◆ **TASK DIRECTIONS**
Find the lines holding "Project" and copy them.

· · · · ·

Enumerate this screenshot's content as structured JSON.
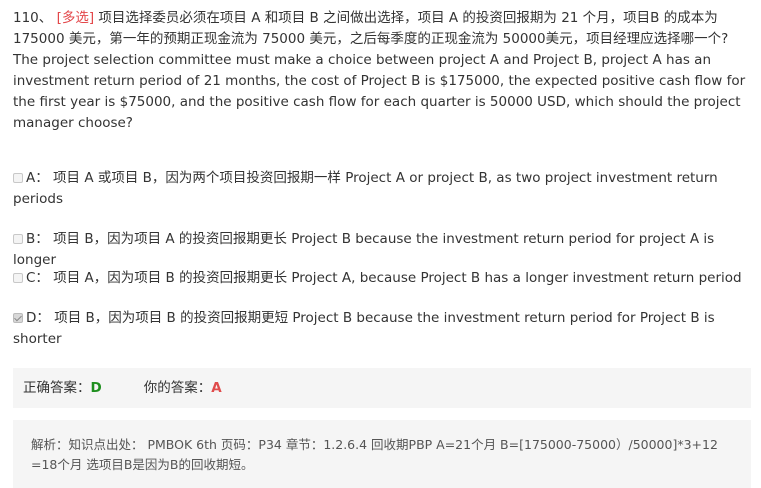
{
  "question": {
    "number": "110、",
    "tag": "[多选]",
    "text_cn": "项目选择委员必须在项目 A 和项目 B 之间做出选择，项目 A 的投资回报期为 21 个月，项目B 的成本为 175000 美元，第一年的预期正现金流为 75000 美元，之后每季度的正现金流为 50000美元，项目经理应选择哪一个?",
    "text_en": "The project selection committee must make a choice between project A and Project B, project A has an investment return period of 21 months, the cost of Project B is $175000, the expected positive cash flow for the first year is $75000, and the positive cash flow for each quarter is 50000 USD, which should the project manager choose?"
  },
  "options": [
    {
      "letter": "A：",
      "text": "项目 A 或项目 B，因为两个项目投资回报期一样 Project A or project B, as two project investment return periods",
      "checked": false
    },
    {
      "letter": "B：",
      "text": "项目 B，因为项目 A 的投资回报期更长 Project B because the investment return period for project A is longer",
      "checked": false
    },
    {
      "letter": "C：",
      "text": "项目 A，因为项目 B 的投资回报期更长 Project A, because Project B has a longer investment return period",
      "checked": false
    },
    {
      "letter": "D：",
      "text": "项目 B，因为项目 B 的投资回报期更短 Project B because the investment return period for Project B is shorter",
      "checked": true
    }
  ],
  "answer": {
    "correct_label": "正确答案：",
    "correct_value": "D",
    "yours_label": "你的答案：",
    "yours_value": "A"
  },
  "explanation": "解析：知识点出处：  PMBOK 6th 页码：P34 章节：1.2.6.4 回收期PBP A=21个月 B=[175000-75000）/50000]*3+12 =18个月 选项目B是因为B的回收期短。"
}
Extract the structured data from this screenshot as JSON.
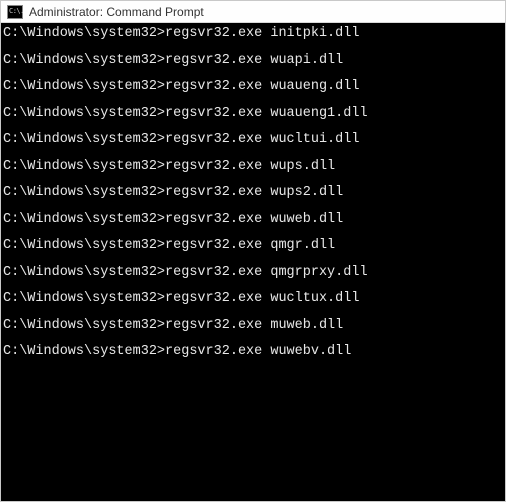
{
  "window": {
    "title": "Administrator: Command Prompt",
    "icon_glyph": "C:\\."
  },
  "terminal": {
    "prompt": "C:\\Windows\\system32>",
    "command": "regsvr32.exe",
    "lines": [
      "C:\\Windows\\system32>regsvr32.exe initpki.dll",
      "",
      "C:\\Windows\\system32>regsvr32.exe wuapi.dll",
      "",
      "C:\\Windows\\system32>regsvr32.exe wuaueng.dll",
      "",
      "C:\\Windows\\system32>regsvr32.exe wuaueng1.dll",
      "",
      "C:\\Windows\\system32>regsvr32.exe wucltui.dll",
      "",
      "C:\\Windows\\system32>regsvr32.exe wups.dll",
      "",
      "C:\\Windows\\system32>regsvr32.exe wups2.dll",
      "",
      "C:\\Windows\\system32>regsvr32.exe wuweb.dll",
      "",
      "C:\\Windows\\system32>regsvr32.exe qmgr.dll",
      "",
      "C:\\Windows\\system32>regsvr32.exe qmgrprxy.dll",
      "",
      "C:\\Windows\\system32>regsvr32.exe wucltux.dll",
      "",
      "C:\\Windows\\system32>regsvr32.exe muweb.dll",
      "",
      "C:\\Windows\\system32>regsvr32.exe wuwebv.dll",
      ""
    ]
  }
}
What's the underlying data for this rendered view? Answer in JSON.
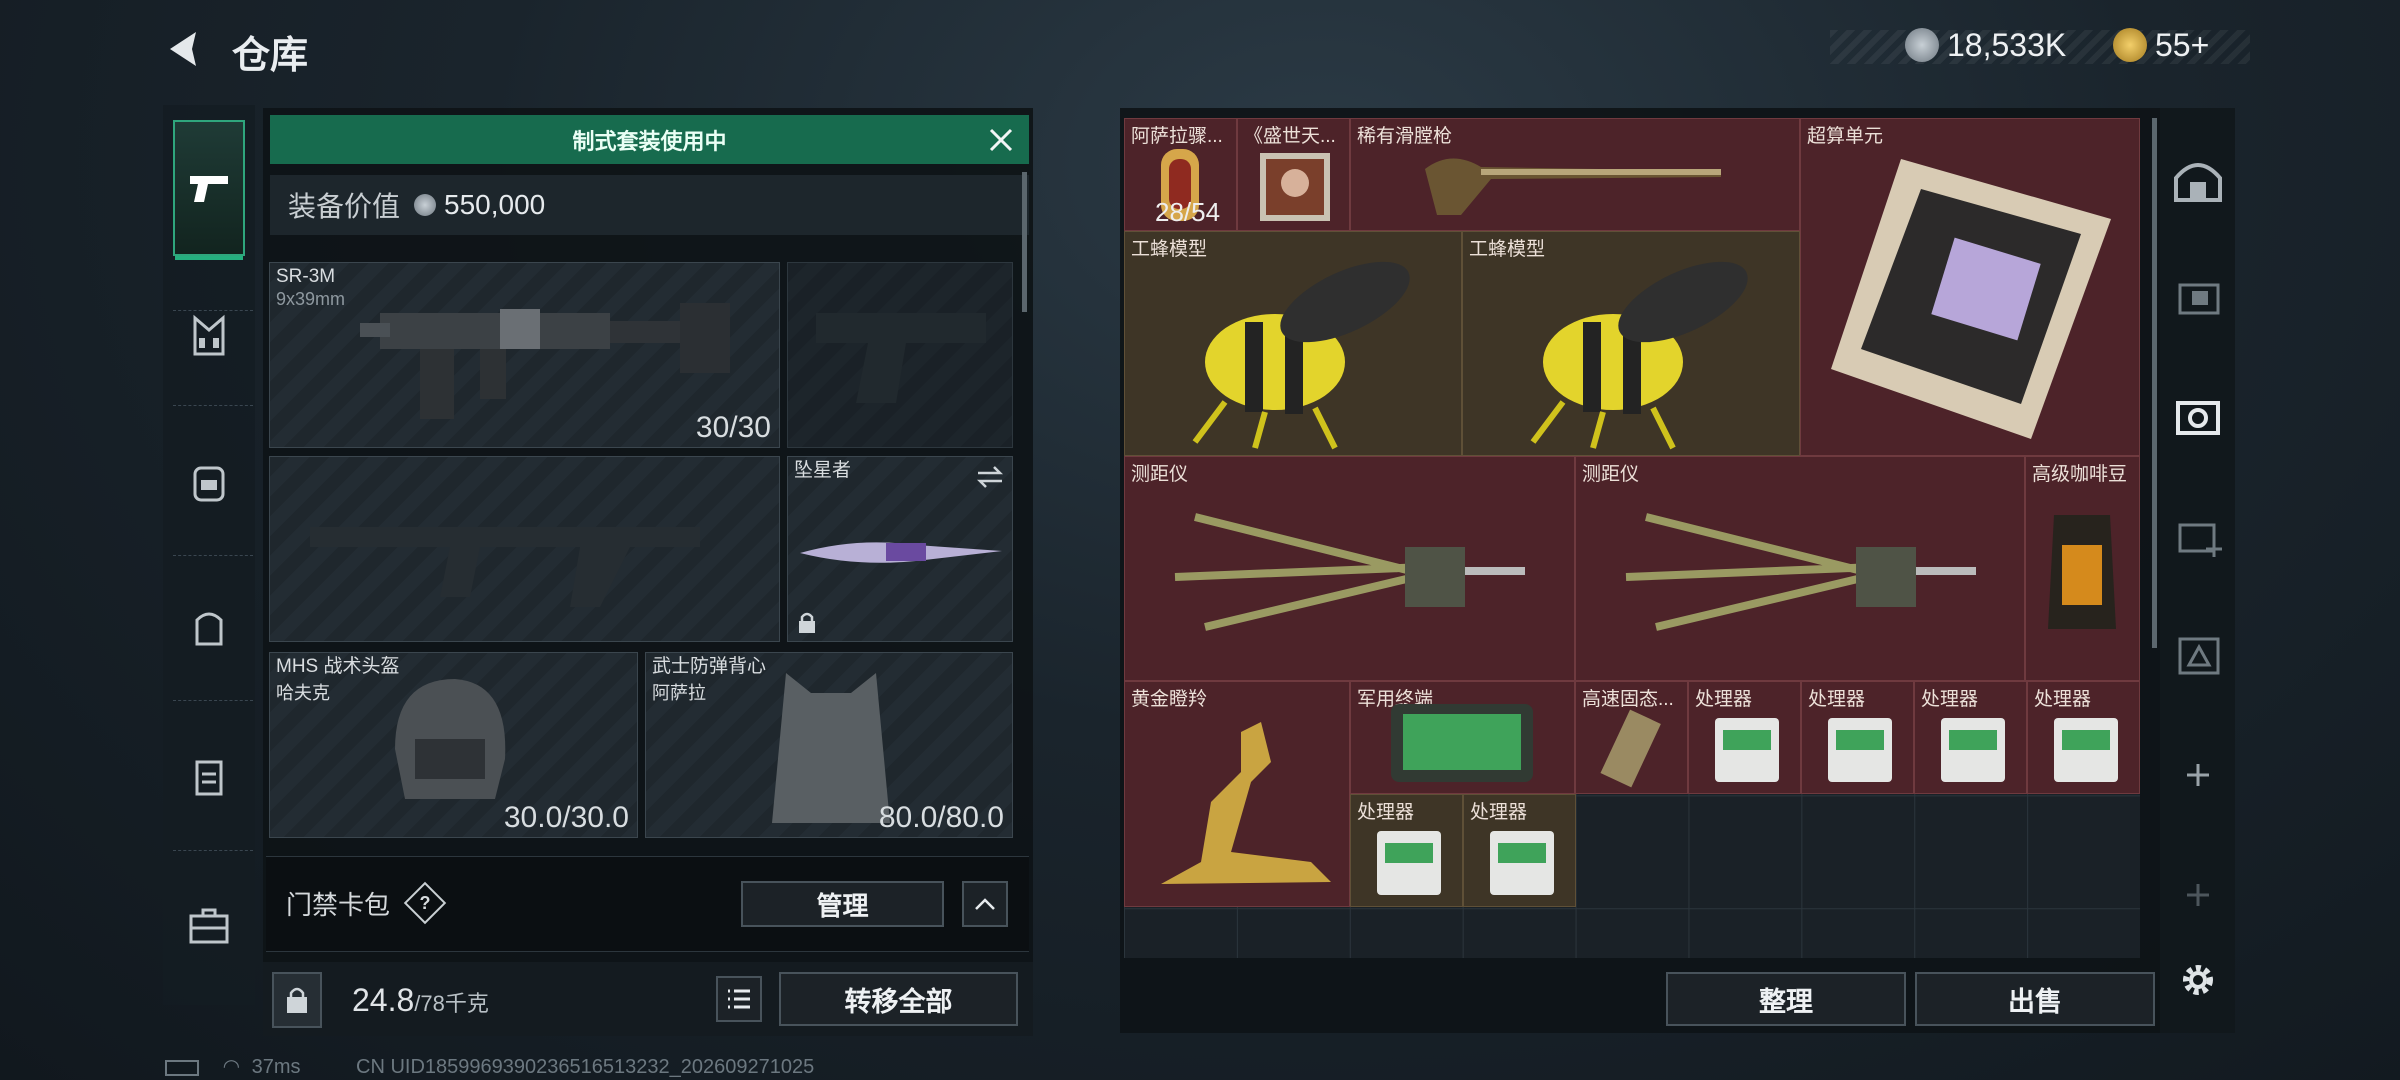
{
  "header": {
    "title": "仓库"
  },
  "currency": [
    {
      "icon": "silver-coin-icon",
      "value": "18,533K"
    },
    {
      "icon": "gold-coin-icon",
      "value": "55+"
    }
  ],
  "left": {
    "banner": "制式套装使用中",
    "value_label": "装备价值",
    "value": "550,000",
    "slots": {
      "primary": {
        "name": "SR-3M",
        "ammo": "9x39mm",
        "count": "30/30"
      },
      "melee": {
        "name": "坠星者"
      },
      "helmet": {
        "name": "MHS 战术头盔",
        "sub": "哈夫克",
        "count": "30.0/30.0"
      },
      "armor": {
        "name": "武士防弹背心",
        "sub": "阿萨拉",
        "count": "80.0/80.0"
      }
    },
    "keycase": {
      "label": "门禁卡包",
      "help": "?",
      "manage": "管理"
    },
    "weight": {
      "value": "24.8",
      "unit": "/78千克"
    },
    "transfer_all": "转移全部"
  },
  "stash": {
    "items": [
      {
        "name": "阿萨拉骤...",
        "count": "28/54"
      },
      {
        "name": "《盛世天..."
      },
      {
        "name": "稀有滑膛枪"
      },
      {
        "name": "超算单元"
      },
      {
        "name": "工蜂模型"
      },
      {
        "name": "工蜂模型"
      },
      {
        "name": "测距仪"
      },
      {
        "name": "测距仪"
      },
      {
        "name": "高级咖啡豆"
      },
      {
        "name": "黄金瞪羚"
      },
      {
        "name": "军用终端"
      },
      {
        "name": "高速固态..."
      },
      {
        "name": "处理器"
      },
      {
        "name": "处理器"
      },
      {
        "name": "处理器"
      },
      {
        "name": "处理器"
      },
      {
        "name": "处理器"
      },
      {
        "name": "处理器"
      }
    ],
    "sort": "整理",
    "sell": "出售"
  },
  "status": {
    "ping": "37ms",
    "uid": "CN UID1859969390236516513232_202609271025"
  },
  "colors": {
    "accent": "#176b4e",
    "rare": "#4d2329",
    "gold": "#3e3526"
  }
}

· · · · ·

◆ **RESPONSE BELOW**
    "text_en": "The project selection committee must make a choice between project A and Project B, project A has an investment return period of 21 months, the cost of Project B is $175000, the expected positive cash flow for the first year is $75000, and the positive cash flow for each quarter is 50000 USD, which should the project manager choose?"
      "text": "项目 A 或项目 B，因为两个项目投资回报期一样 Project A or project B, as two project investment return periods",
      "text": "项目 B，因为项目 A 的投资回报期更长 Project B because the investment return period for project A is longer",
      "text": "项目 A，因为项目 B 的投资回报期更长 Project A, because Project B has a longer investment return period",
      "text": "项目 B，因为项目 B 的投资回报期更短 Project B because the investment return period for Project B is shorter",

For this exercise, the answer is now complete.